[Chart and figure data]
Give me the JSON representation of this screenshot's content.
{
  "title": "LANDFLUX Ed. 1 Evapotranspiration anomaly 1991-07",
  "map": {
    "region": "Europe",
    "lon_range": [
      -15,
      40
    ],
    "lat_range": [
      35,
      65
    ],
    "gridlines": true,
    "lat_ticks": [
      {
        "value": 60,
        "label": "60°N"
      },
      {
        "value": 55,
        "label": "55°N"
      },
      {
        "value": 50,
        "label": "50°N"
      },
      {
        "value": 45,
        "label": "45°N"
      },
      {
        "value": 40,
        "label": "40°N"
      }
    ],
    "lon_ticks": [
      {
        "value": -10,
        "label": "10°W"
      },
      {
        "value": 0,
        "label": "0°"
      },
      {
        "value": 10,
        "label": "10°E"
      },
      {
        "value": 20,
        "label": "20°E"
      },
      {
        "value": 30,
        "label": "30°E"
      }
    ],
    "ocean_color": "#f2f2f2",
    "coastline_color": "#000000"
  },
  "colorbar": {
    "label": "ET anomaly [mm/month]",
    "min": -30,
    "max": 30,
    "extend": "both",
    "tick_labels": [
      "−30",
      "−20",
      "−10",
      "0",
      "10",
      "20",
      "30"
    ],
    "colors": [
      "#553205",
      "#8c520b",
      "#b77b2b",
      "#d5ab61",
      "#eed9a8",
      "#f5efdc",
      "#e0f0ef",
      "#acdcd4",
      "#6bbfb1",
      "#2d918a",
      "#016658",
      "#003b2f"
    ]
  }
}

[Brief]
Count each line above in which the string "value" appears, then state only the total.

[Solution to the problem]
10